> [Your task]: Every record should be written out exactly, please.

Saved entries
=-=-=-=-=

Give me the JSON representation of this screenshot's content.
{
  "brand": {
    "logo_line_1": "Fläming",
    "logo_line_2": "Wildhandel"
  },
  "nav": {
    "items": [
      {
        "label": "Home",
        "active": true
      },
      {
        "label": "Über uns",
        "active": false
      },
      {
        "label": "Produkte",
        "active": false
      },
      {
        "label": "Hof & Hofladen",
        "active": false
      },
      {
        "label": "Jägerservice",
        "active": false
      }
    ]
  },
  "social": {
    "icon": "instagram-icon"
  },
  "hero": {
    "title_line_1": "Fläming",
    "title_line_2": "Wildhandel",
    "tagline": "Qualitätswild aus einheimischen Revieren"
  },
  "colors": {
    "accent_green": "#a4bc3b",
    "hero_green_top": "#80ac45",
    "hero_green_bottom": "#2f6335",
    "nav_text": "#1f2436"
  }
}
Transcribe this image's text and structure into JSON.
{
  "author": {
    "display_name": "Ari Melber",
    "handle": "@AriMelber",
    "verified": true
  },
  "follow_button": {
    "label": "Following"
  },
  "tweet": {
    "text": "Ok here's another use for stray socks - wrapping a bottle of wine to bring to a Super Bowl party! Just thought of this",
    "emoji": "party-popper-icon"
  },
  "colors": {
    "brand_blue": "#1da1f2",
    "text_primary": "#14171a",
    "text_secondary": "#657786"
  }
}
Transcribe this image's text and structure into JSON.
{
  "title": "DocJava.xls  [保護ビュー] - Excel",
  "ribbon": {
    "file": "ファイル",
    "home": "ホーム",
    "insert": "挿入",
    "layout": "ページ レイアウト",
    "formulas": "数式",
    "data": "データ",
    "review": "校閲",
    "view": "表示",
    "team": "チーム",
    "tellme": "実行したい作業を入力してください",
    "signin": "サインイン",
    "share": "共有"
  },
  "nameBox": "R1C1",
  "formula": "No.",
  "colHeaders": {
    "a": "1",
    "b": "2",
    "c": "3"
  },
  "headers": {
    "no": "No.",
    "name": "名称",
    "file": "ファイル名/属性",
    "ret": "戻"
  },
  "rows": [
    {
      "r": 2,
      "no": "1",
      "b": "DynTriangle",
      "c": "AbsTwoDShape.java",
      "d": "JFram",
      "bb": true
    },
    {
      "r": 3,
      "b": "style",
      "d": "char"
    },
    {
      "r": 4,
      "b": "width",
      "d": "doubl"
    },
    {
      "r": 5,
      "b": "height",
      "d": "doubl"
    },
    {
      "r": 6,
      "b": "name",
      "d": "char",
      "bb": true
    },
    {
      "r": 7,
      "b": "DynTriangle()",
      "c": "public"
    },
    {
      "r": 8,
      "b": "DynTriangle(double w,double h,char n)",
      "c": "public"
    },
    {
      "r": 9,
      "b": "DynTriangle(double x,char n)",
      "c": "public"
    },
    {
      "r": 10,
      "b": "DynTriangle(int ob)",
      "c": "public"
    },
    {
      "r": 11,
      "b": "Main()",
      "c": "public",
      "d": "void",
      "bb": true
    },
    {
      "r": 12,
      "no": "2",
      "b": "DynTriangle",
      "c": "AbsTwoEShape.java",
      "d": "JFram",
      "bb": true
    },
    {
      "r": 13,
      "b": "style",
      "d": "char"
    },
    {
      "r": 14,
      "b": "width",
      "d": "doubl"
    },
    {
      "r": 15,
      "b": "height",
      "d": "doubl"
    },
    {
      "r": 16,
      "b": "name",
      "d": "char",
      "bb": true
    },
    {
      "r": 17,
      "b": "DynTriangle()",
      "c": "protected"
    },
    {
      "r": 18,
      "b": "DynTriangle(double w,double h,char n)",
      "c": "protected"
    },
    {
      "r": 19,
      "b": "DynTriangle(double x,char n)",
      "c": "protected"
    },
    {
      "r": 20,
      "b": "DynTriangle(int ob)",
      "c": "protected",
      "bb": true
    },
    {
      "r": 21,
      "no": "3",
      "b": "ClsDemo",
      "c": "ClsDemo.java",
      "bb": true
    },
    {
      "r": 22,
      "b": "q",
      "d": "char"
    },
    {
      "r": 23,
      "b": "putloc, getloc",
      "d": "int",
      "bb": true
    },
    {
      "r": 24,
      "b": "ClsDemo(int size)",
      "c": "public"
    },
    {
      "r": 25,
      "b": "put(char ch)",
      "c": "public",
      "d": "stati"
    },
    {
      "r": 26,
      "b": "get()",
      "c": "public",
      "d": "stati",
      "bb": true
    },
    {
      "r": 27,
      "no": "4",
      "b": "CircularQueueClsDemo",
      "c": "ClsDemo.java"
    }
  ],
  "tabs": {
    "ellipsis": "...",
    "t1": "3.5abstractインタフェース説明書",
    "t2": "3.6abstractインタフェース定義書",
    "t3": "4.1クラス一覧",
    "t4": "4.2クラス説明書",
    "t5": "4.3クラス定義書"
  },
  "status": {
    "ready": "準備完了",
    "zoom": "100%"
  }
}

=-=-=-=-=

> [Complete response]:
Give me the JSON representation of this screenshot's content.
{
  "brand": {
    "logo_line_1": "Fläming",
    "logo_line_2": "Wildhandel"
  },
  "nav": {
    "items": [
      {
        "label": "Home",
        "active": true
      },
      {
        "label": "Über uns",
        "active": false
      },
      {
        "label": "Produkte",
        "active": false
      },
      {
        "label": "Hof & Hofladen",
        "active": false
      },
      {
        "label": "Jägerservice",
        "active": false
      }
    ]
  },
  "social": {
    "icon": "instagram-icon"
  },
  "hero": {
    "title_line_1": "Fläming",
    "title_line_2": "Wildhandel",
    "tagline": "Qualitätswild aus einheimischen Revieren"
  },
  "colors": {
    "accent_green": "#a4bc3b",
    "hero_green_top": "#80ac45",
    "hero_green_bottom": "#2f6335",
    "nav_text": "#1f2436"
  }
}
Transcribe this image's text and structure into JSON.
{
  "author": {
    "display_name": "Ari Melber",
    "handle": "@AriMelber",
    "verified": true
  },
  "follow_button": {
    "label": "Following"
  },
  "tweet": {
    "text": "Ok here's another use for stray socks - wrapping a bottle of wine to bring to a Super Bowl party! Just thought of this",
    "emoji": "party-popper-icon"
  },
  "colors": {
    "brand_blue": "#1da1f2",
    "text_primary": "#14171a",
    "text_secondary": "#657786"
  }
}
Transcribe this image's text and structure into JSON.
{
  "title": "DocJava.xls  [保護ビュー] - Excel",
  "ribbon": {
    "file": "ファイル",
    "home": "ホーム",
    "insert": "挿入",
    "layout": "ページ レイアウト",
    "formulas": "数式",
    "data": "データ",
    "review": "校閲",
    "view": "表示",
    "team": "チーム",
    "tellme": "実行したい作業を入力してください",
    "signin": "サインイン",
    "share": "共有"
  },
  "nameBox": "R1C1",
  "formula": "No.",
  "colHeaders": {
    "a": "1",
    "b": "2",
    "c": "3"
  },
  "headers": {
    "no": "No.",
    "name": "名称",
    "file": "ファイル名/属性",
    "ret": "戻"
  },
  "rows": [
    {
      "r": 2,
      "no": "1",
      "b": "DynTriangle",
      "c": "AbsTwoDShape.java",
      "d": "JFram",
      "bb": true
    },
    {
      "r": 3,
      "b": "style",
      "d": "char"
    },
    {
      "r": 4,
      "b": "width",
      "d": "doubl"
    },
    {
      "r": 5,
      "b": "height",
      "d": "doubl"
    },
    {
      "r": 6,
      "b": "name",
      "d": "char",
      "bb": true
    },
    {
      "r": 7,
      "b": "DynTriangle()",
      "c": "public"
    },
    {
      "r": 8,
      "b": "DynTriangle(double w,double h,char n)",
      "c": "public"
    },
    {
      "r": 9,
      "b": "DynTriangle(double x,char n)",
      "c": "public"
    },
    {
      "r": 10,
      "b": "DynTriangle(int ob)",
      "c": "public"
    },
    {
      "r": 11,
      "b": "Main()",
      "c": "public",
      "d": "void",
      "bb": true
    },
    {
      "r": 12,
      "no": "2",
      "b": "DynTriangle",
      "c": "AbsTwoEShape.java",
      "d": "JFram",
      "bb": true
    },
    {
      "r": 13,
      "b": "style",
      "d": "char"
    },
    {
      "r": 14,
      "b": "width",
      "d": "doubl"
    },
    {
      "r": 15,
      "b": "height",
      "d": "doubl"
    },
    {
      "r": 16,
      "b": "name",
      "d": "char",
      "bb": true
    },
    {
      "r": 17,
      "b": "DynTriangle()",
      "c": "protected"
    },
    {
      "r": 18,
      "b": "DynTriangle(double w,double h,char n)",
      "c": "protected"
    },
    {
      "r": 19,
      "b": "DynTriangle(double x,char n)",
      "c": "protected"
    },
    {
      "r": 20,
      "b": "DynTriangle(int ob)",
      "c": "protected",
      "bb": true
    },
    {
      "r": 21,
      "no": "3",
      "b": "ClsDemo",
      "c": "ClsDemo.java",
      "bb": true
    },
    {
      "r": 22,
      "b": "q",
      "d": "char"
    },
    {
      "r": 23,
      "b": "putloc, getloc",
      "d": "int",
      "bb": true
    },
    {
      "r": 24,
      "b": "ClsDemo(int size)",
      "c": "public"
    },
    {
      "r": 25,
      "b": "put(char ch)",
      "c": "public",
      "d": "stati"
    },
    {
      "r": 26,
      "b": "get()",
      "c": "public",
      "d": "stati",
      "bb": true
    },
    {
      "r": 27,
      "no": "4",
      "b": "CircularQueueClsDemo",
      "c": "ClsDemo.java"
    }
  ],
  "tabs": {
    "ellipsis": "...",
    "t1": "3.5abstractインタフェース説明書",
    "t2": "3.6abstractインタフェース定義書",
    "t3": "4.1クラス一覧",
    "t4": "4.2クラス説明書",
    "t5": "4.3クラス定義書"
  },
  "status": {
    "ready": "準備完了",
    "zoom": "100%"
  }
}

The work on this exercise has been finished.